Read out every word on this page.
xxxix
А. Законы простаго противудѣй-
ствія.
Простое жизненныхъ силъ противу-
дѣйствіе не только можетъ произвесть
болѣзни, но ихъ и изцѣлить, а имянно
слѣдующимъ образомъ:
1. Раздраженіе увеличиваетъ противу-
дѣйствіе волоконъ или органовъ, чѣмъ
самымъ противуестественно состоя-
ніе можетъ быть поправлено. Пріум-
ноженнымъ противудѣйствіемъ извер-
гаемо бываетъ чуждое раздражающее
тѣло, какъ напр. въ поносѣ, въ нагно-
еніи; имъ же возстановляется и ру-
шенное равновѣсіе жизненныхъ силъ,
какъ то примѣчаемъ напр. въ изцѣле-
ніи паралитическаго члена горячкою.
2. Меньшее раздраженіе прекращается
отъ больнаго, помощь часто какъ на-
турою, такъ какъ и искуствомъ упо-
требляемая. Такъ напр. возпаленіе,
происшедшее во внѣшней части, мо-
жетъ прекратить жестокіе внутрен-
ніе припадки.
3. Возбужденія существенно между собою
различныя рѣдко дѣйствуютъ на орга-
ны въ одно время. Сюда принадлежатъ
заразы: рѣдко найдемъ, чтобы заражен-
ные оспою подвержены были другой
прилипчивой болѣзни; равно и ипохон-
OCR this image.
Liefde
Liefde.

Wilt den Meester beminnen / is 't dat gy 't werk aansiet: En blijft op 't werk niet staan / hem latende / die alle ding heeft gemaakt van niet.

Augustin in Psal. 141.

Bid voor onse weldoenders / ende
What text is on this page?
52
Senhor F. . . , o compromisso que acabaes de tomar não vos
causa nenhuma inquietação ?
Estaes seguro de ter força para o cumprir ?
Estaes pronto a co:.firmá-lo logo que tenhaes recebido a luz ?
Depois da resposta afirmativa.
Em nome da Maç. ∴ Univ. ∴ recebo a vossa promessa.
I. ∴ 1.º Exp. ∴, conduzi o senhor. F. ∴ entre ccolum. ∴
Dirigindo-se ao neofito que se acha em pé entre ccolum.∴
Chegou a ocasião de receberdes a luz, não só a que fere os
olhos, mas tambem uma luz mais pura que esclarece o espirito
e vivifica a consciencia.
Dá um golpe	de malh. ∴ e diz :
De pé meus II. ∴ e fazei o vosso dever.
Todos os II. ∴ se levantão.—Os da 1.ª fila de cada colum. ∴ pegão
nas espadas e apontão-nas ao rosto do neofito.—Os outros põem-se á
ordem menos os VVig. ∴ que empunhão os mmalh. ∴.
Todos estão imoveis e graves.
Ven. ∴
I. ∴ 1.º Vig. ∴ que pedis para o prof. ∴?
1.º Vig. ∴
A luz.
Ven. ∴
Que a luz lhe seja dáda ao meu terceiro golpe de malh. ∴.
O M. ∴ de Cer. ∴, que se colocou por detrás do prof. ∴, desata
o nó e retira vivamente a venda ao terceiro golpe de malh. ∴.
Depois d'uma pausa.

● ● ● ● ● ● ●

» GIVEN INSTRUCTION: Gather from the data above every line with the string "болѣзни".

» REPLY TO THE TASK:
болѣзни, но ихъ и изцѣлить, а имянно
прилипчивой болѣзни; равно и ипохон-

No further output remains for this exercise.